(Entries from a dataset)
--- Begin ---

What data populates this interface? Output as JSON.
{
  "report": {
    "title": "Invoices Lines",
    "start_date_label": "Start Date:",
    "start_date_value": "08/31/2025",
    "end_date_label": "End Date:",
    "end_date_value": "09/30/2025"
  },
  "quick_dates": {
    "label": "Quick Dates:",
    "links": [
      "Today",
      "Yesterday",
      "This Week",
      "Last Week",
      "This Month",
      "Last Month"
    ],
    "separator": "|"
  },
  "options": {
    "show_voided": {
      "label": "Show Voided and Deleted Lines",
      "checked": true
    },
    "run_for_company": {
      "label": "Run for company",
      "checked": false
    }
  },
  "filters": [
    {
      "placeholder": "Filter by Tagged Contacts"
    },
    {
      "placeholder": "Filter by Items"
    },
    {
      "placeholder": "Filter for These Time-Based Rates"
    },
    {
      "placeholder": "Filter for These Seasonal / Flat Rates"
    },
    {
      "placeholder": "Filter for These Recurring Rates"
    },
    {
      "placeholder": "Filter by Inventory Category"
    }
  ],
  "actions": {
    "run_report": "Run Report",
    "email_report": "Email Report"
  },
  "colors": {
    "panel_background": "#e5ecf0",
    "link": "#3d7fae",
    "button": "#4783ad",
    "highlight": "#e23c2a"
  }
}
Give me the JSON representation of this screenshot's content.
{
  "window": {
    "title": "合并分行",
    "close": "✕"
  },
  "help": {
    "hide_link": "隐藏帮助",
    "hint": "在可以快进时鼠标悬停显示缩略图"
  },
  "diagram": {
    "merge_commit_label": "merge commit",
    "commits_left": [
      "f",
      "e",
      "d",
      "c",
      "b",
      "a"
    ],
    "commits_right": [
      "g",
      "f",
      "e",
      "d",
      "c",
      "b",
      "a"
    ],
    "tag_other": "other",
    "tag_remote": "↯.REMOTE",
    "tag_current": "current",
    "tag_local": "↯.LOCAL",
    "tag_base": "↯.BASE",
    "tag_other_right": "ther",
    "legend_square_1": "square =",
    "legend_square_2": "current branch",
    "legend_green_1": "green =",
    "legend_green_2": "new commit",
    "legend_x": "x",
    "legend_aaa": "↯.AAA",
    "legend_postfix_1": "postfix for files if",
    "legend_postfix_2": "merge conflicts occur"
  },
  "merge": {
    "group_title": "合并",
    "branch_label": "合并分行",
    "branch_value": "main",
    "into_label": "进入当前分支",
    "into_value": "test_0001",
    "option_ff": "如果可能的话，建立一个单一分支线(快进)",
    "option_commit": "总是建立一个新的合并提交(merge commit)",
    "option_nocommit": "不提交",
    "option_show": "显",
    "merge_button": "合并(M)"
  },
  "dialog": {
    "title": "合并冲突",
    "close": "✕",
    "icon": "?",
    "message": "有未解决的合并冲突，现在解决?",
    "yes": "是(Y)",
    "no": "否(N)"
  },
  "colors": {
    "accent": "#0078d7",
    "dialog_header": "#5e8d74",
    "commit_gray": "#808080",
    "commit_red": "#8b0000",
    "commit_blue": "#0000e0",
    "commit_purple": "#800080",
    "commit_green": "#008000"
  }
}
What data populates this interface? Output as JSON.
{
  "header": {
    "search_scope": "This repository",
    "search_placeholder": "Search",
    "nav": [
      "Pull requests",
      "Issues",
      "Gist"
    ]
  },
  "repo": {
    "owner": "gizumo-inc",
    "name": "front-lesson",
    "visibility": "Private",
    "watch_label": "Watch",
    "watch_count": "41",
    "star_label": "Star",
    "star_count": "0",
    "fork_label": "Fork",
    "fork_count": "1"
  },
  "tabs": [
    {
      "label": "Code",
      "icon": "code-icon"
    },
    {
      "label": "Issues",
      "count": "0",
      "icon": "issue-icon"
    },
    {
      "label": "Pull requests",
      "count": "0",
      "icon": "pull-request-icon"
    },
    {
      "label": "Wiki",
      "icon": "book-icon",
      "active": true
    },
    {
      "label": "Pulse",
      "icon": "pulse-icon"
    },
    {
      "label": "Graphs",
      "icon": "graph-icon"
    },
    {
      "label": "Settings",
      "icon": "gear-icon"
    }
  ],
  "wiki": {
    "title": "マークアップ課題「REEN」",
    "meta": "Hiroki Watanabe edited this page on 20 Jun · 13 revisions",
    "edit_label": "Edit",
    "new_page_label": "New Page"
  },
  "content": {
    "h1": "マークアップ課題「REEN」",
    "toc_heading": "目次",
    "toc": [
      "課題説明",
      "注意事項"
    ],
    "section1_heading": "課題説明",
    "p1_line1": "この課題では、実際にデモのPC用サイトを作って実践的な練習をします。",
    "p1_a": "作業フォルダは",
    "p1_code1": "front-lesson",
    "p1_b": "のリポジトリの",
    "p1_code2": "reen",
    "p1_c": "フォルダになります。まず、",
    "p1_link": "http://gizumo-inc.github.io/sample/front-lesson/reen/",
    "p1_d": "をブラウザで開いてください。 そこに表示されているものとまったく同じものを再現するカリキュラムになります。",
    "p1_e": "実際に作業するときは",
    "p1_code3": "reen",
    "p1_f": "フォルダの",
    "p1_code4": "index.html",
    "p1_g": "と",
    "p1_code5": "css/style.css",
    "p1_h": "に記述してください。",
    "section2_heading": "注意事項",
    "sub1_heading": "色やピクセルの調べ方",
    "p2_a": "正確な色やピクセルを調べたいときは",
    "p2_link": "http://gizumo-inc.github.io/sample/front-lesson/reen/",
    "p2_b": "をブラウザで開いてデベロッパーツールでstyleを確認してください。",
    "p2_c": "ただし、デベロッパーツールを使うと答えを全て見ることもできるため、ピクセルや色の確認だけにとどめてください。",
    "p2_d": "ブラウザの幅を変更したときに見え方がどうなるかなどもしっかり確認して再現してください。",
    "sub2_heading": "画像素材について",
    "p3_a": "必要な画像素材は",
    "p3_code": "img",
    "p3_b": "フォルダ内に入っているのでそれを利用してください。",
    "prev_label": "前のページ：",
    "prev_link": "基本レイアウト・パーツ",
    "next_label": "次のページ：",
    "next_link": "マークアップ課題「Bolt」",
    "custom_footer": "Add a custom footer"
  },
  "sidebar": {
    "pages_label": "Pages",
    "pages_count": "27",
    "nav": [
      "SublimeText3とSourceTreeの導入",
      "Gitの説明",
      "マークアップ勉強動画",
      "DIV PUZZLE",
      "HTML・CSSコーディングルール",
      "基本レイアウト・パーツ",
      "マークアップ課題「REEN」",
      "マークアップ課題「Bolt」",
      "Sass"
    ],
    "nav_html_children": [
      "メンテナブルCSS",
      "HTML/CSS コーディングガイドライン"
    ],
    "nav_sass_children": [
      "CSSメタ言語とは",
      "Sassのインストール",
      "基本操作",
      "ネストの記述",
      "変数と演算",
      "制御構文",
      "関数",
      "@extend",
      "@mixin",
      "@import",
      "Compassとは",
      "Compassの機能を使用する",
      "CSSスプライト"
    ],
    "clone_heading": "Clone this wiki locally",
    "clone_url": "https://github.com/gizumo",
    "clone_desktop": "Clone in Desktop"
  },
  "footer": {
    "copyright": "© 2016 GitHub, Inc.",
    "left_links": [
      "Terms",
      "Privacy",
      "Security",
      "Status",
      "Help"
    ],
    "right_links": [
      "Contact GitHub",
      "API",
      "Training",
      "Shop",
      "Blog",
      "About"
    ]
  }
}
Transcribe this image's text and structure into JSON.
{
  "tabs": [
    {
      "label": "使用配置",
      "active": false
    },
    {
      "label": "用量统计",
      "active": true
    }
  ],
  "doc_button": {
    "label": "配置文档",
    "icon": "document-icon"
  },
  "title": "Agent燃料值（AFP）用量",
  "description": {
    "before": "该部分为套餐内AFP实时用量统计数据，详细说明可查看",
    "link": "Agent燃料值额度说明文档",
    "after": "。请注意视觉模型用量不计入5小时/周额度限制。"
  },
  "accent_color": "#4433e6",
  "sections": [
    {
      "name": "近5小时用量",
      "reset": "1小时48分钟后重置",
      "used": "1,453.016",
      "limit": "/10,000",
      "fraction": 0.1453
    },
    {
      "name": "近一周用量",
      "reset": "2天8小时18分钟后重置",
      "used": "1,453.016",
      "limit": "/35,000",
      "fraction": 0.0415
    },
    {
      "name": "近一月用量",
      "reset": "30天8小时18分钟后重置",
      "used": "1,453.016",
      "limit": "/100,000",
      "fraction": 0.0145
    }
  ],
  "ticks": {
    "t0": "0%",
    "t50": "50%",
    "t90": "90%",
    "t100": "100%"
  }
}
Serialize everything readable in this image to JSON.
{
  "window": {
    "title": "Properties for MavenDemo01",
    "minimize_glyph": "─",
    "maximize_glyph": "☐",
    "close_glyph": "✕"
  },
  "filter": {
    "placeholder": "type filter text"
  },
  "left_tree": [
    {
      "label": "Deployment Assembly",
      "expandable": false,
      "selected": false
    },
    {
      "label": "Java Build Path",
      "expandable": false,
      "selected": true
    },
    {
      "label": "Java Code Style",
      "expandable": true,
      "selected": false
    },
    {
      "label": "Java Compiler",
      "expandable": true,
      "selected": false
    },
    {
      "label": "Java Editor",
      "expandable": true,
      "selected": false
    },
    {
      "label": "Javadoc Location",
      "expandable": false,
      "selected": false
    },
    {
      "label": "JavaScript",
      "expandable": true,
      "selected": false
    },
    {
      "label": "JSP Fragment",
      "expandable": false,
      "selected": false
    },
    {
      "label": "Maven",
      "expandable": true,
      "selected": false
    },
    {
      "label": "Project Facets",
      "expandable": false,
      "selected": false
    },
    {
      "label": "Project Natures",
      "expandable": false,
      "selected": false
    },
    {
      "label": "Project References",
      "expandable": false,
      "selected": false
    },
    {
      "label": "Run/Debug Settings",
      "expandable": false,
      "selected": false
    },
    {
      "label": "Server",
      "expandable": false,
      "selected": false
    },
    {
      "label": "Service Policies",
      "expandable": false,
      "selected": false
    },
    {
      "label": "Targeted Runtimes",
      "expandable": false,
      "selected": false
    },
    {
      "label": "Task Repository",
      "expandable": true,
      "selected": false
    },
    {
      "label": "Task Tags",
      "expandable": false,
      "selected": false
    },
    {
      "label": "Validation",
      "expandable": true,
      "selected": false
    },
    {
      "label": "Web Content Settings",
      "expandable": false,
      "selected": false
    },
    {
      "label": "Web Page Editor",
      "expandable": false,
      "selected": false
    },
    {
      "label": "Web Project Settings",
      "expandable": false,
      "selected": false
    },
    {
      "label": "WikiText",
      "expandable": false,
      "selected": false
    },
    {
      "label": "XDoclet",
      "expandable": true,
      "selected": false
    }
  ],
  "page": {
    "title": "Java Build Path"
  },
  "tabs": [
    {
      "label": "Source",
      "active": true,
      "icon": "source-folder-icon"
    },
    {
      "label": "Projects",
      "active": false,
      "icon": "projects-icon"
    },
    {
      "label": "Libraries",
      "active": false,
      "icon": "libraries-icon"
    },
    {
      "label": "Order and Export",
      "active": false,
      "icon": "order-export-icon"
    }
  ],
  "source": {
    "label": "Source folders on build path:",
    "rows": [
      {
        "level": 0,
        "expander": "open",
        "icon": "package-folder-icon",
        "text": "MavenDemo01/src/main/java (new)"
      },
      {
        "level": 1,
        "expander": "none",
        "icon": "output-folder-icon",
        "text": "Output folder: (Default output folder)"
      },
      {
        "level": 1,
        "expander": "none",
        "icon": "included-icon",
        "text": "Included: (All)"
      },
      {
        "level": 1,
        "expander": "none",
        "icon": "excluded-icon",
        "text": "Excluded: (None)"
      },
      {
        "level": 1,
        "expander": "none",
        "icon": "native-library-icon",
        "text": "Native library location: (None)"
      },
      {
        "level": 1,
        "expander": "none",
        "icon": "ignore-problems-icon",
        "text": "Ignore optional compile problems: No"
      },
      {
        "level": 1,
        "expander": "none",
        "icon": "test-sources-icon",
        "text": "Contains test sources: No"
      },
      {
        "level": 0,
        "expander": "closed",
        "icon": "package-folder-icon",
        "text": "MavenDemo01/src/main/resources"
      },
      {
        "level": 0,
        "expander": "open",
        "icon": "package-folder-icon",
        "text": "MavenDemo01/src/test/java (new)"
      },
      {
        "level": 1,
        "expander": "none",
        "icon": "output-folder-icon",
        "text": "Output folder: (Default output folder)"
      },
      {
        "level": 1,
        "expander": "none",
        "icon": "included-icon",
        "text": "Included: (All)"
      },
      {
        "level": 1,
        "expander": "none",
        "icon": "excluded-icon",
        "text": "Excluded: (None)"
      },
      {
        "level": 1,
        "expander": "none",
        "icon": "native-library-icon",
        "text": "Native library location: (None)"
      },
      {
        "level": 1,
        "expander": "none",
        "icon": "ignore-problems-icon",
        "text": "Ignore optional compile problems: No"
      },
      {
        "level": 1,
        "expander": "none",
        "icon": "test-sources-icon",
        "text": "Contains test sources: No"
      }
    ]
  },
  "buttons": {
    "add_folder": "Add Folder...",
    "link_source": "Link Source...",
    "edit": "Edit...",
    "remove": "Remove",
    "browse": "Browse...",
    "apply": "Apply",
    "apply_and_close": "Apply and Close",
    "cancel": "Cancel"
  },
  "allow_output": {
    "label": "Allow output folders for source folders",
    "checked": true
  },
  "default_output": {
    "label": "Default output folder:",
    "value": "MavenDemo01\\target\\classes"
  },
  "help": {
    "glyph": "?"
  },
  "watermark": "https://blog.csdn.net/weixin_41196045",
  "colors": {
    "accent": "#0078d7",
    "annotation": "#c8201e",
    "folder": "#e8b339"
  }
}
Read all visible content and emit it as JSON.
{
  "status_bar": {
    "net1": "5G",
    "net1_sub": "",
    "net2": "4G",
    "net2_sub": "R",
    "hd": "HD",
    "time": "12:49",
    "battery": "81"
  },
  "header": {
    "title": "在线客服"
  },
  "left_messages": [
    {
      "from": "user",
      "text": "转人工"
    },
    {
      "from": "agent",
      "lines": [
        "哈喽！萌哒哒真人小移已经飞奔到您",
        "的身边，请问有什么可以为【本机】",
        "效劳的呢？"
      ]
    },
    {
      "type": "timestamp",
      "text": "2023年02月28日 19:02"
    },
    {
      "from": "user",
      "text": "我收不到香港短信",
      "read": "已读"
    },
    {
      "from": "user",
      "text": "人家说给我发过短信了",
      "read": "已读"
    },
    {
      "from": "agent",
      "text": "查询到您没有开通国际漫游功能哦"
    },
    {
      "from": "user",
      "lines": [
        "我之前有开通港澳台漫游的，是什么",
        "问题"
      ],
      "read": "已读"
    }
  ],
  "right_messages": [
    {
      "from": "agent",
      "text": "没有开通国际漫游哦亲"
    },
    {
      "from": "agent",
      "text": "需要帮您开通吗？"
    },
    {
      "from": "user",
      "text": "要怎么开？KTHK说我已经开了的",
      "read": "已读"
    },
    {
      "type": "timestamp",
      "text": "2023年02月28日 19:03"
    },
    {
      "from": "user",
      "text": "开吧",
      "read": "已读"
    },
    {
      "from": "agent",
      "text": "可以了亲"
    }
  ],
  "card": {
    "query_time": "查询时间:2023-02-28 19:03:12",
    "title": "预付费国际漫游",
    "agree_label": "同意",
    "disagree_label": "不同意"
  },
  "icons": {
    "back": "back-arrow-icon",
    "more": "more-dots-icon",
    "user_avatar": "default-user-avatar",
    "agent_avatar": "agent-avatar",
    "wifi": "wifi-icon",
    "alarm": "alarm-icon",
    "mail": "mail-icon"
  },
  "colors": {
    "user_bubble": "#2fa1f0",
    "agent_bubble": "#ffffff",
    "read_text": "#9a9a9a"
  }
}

--- End ---

DIRECTIONS FOR THIS TASK: Report the number of lines that contain "footer", with no other words.

REPLY TO THE TASK: 2